Given task -
Restate the listing that follows word for word, without its pictures.

☆ ☆ ☆

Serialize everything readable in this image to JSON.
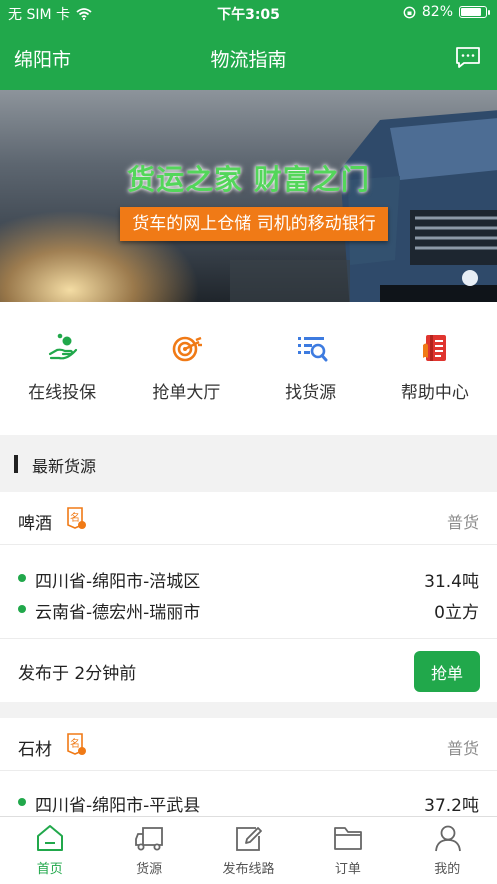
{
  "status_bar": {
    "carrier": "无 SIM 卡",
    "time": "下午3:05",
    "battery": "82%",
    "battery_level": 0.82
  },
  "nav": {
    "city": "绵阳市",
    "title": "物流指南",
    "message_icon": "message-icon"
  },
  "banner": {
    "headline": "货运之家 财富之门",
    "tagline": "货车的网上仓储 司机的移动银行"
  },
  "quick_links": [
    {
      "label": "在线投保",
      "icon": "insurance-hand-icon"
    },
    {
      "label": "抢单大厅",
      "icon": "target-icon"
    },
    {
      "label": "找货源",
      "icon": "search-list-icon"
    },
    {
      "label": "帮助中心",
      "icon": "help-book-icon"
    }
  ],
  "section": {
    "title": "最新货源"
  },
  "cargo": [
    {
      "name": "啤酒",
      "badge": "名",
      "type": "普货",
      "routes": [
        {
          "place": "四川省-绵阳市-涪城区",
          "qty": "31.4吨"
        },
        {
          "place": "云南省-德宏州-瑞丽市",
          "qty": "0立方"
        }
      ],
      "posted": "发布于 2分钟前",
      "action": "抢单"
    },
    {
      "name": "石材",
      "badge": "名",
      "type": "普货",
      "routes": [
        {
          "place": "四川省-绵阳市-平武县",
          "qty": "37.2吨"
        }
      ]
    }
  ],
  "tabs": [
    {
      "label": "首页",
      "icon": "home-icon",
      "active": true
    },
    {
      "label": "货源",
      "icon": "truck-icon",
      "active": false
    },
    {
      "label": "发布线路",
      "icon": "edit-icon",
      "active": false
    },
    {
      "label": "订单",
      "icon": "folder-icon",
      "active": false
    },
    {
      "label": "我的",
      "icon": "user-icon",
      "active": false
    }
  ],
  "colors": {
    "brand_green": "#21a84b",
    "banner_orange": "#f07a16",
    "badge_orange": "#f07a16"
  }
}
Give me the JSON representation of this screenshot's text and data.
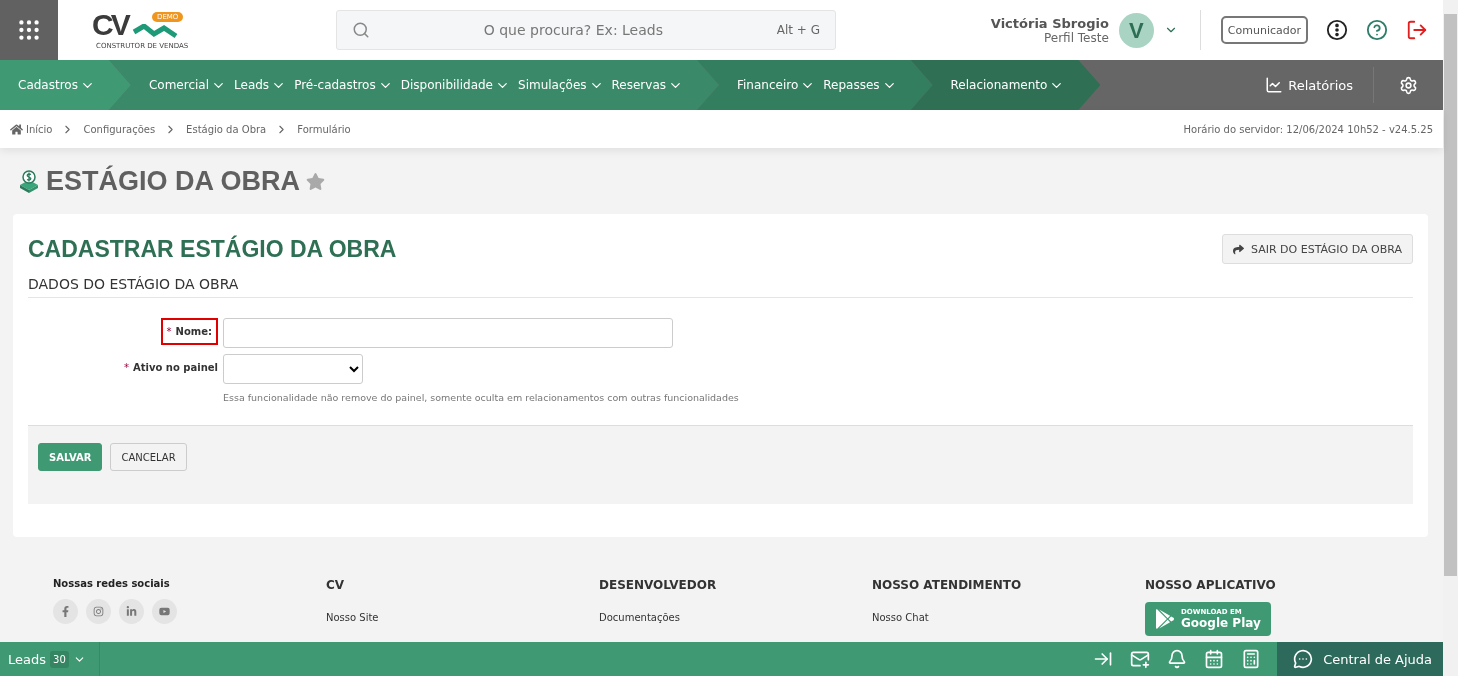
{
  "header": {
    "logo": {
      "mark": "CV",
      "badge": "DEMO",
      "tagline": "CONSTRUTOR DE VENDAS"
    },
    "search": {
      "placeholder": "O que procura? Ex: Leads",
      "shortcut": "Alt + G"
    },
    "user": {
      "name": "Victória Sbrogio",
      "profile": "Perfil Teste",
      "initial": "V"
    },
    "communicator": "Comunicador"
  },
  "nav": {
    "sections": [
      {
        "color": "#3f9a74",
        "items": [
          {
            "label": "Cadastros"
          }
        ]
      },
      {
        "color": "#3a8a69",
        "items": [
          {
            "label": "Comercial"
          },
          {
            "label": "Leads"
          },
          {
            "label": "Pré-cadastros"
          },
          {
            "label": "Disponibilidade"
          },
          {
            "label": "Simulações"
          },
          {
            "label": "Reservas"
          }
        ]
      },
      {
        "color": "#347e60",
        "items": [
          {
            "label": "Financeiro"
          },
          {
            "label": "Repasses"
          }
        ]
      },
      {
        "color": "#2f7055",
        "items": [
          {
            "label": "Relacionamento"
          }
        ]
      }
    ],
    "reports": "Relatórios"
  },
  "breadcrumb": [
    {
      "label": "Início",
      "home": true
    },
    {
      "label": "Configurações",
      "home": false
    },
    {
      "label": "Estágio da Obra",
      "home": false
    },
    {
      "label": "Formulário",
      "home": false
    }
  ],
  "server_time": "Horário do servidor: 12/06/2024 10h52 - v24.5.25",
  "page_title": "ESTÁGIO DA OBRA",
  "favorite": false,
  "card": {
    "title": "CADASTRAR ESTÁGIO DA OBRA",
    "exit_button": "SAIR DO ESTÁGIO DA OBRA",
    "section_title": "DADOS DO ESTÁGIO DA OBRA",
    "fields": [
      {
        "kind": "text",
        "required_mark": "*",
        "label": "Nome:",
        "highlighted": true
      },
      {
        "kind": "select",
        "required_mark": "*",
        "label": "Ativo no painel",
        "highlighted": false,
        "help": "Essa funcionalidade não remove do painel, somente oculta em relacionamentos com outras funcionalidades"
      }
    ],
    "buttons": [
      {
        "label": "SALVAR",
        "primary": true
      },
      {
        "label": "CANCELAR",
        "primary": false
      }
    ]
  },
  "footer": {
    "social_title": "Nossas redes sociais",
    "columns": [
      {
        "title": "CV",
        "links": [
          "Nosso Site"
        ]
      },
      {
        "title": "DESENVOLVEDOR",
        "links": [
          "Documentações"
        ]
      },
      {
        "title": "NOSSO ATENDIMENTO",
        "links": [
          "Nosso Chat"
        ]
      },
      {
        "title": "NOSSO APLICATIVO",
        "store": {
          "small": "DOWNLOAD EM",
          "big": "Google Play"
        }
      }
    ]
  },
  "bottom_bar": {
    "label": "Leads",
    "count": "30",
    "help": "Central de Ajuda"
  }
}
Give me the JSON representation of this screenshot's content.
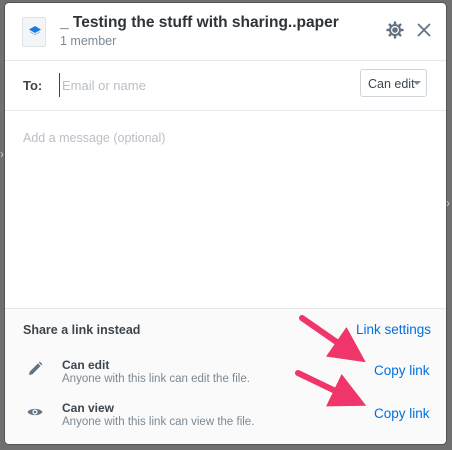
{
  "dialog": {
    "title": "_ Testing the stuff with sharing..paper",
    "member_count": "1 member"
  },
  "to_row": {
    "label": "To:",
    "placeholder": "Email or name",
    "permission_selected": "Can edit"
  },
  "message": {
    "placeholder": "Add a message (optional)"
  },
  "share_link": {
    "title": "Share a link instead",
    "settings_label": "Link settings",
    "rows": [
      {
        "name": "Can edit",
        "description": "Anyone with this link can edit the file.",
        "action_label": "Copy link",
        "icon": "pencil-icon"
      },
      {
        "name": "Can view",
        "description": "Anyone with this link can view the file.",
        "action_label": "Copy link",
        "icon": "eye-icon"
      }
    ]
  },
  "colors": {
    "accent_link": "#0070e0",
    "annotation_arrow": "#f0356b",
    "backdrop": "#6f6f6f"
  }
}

☆ ☆ ☆

Full answer -
Serialize everything readable in this image to JSON.
{
  "status_bar": {
    "carrier": "无 SIM 卡",
    "time": "下午3:05",
    "battery": "82%",
    "battery_level": 0.82
  },
  "nav": {
    "city": "绵阳市",
    "title": "物流指南",
    "message_icon": "message-icon"
  },
  "banner": {
    "headline": "货运之家 财富之门",
    "tagline": "货车的网上仓储 司机的移动银行"
  },
  "quick_links": [
    {
      "label": "在线投保",
      "icon": "insurance-hand-icon"
    },
    {
      "label": "抢单大厅",
      "icon": "target-icon"
    },
    {
      "label": "找货源",
      "icon": "search-list-icon"
    },
    {
      "label": "帮助中心",
      "icon": "help-book-icon"
    }
  ],
  "section": {
    "title": "最新货源"
  },
  "cargo": [
    {
      "name": "啤酒",
      "badge": "名",
      "type": "普货",
      "routes": [
        {
          "place": "四川省-绵阳市-涪城区",
          "qty": "31.4吨"
        },
        {
          "place": "云南省-德宏州-瑞丽市",
          "qty": "0立方"
        }
      ],
      "posted": "发布于 2分钟前",
      "action": "抢单"
    },
    {
      "name": "石材",
      "badge": "名",
      "type": "普货",
      "routes": [
        {
          "place": "四川省-绵阳市-平武县",
          "qty": "37.2吨"
        }
      ]
    }
  ],
  "tabs": [
    {
      "label": "首页",
      "icon": "home-icon",
      "active": true
    },
    {
      "label": "货源",
      "icon": "truck-icon",
      "active": false
    },
    {
      "label": "发布线路",
      "icon": "edit-icon",
      "active": false
    },
    {
      "label": "订单",
      "icon": "folder-icon",
      "active": false
    },
    {
      "label": "我的",
      "icon": "user-icon",
      "active": false
    }
  ],
  "colors": {
    "brand_green": "#21a84b",
    "banner_orange": "#f07a16",
    "badge_orange": "#f07a16"
  }
}
Give me the JSON representation of this screenshot's text and data.
{
  "header": {
    "logo": {
      "mark": "CV",
      "badge": "DEMO",
      "tagline": "CONSTRUTOR DE VENDAS"
    },
    "search": {
      "placeholder": "O que procura? Ex: Leads",
      "shortcut": "Alt + G"
    },
    "user": {
      "name": "Victória Sbrogio",
      "profile": "Perfil Teste",
      "initial": "V"
    },
    "communicator": "Comunicador"
  },
  "nav": {
    "sections": [
      {
        "color": "#3f9a74",
        "items": [
          {
            "label": "Cadastros"
          }
        ]
      },
      {
        "color": "#3a8a69",
        "items": [
          {
            "label": "Comercial"
          },
          {
            "label": "Leads"
          },
          {
            "label": "Pré-cadastros"
          },
          {
            "label": "Disponibilidade"
          },
          {
            "label": "Simulações"
          },
          {
            "label": "Reservas"
          }
        ]
      },
      {
        "color": "#347e60",
        "items": [
          {
            "label": "Financeiro"
          },
          {
            "label": "Repasses"
          }
        ]
      },
      {
        "color": "#2f7055",
        "items": [
          {
            "label": "Relacionamento"
          }
        ]
      }
    ],
    "reports": "Relatórios"
  },
  "breadcrumb": [
    {
      "label": "Início",
      "home": true
    },
    {
      "label": "Configurações",
      "home": false
    },
    {
      "label": "Estágio da Obra",
      "home": false
    },
    {
      "label": "Formulário",
      "home": false
    }
  ],
  "server_time": "Horário do servidor: 12/06/2024 10h52 - v24.5.25",
  "page_title": "ESTÁGIO DA OBRA",
  "favorite": false,
  "card": {
    "title": "CADASTRAR ESTÁGIO DA OBRA",
    "exit_button": "SAIR DO ESTÁGIO DA OBRA",
    "section_title": "DADOS DO ESTÁGIO DA OBRA",
    "fields": [
      {
        "kind": "text",
        "required_mark": "*",
        "label": "Nome:",
        "highlighted": true
      },
      {
        "kind": "select",
        "required_mark": "*",
        "label": "Ativo no painel",
        "highlighted": false,
        "help": "Essa funcionalidade não remove do painel, somente oculta em relacionamentos com outras funcionalidades"
      }
    ],
    "buttons": [
      {
        "label": "SALVAR",
        "primary": true
      },
      {
        "label": "CANCELAR",
        "primary": false
      }
    ]
  },
  "footer": {
    "social_title": "Nossas redes sociais",
    "columns": [
      {
        "title": "CV",
        "links": [
          "Nosso Site"
        ]
      },
      {
        "title": "DESENVOLVEDOR",
        "links": [
          "Documentações"
        ]
      },
      {
        "title": "NOSSO ATENDIMENTO",
        "links": [
          "Nosso Chat"
        ]
      },
      {
        "title": "NOSSO APLICATIVO",
        "store": {
          "small": "DOWNLOAD EM",
          "big": "Google Play"
        }
      }
    ]
  },
  "bottom_bar": {
    "label": "Leads",
    "count": "30",
    "help": "Central de Ajuda"
  }
}
Give me the JSON representation of this screenshot's content.
{
  "dialog": {
    "title": "_ Testing the stuff with sharing..paper",
    "member_count": "1 member"
  },
  "to_row": {
    "label": "To:",
    "placeholder": "Email or name",
    "permission_selected": "Can edit"
  },
  "message": {
    "placeholder": "Add a message (optional)"
  },
  "share_link": {
    "title": "Share a link instead",
    "settings_label": "Link settings",
    "rows": [
      {
        "name": "Can edit",
        "description": "Anyone with this link can edit the file.",
        "action_label": "Copy link",
        "icon": "pencil-icon"
      },
      {
        "name": "Can view",
        "description": "Anyone with this link can view the file.",
        "action_label": "Copy link",
        "icon": "eye-icon"
      }
    ]
  },
  "colors": {
    "accent_link": "#0070e0",
    "annotation_arrow": "#f0356b",
    "backdrop": "#6f6f6f"
  }
}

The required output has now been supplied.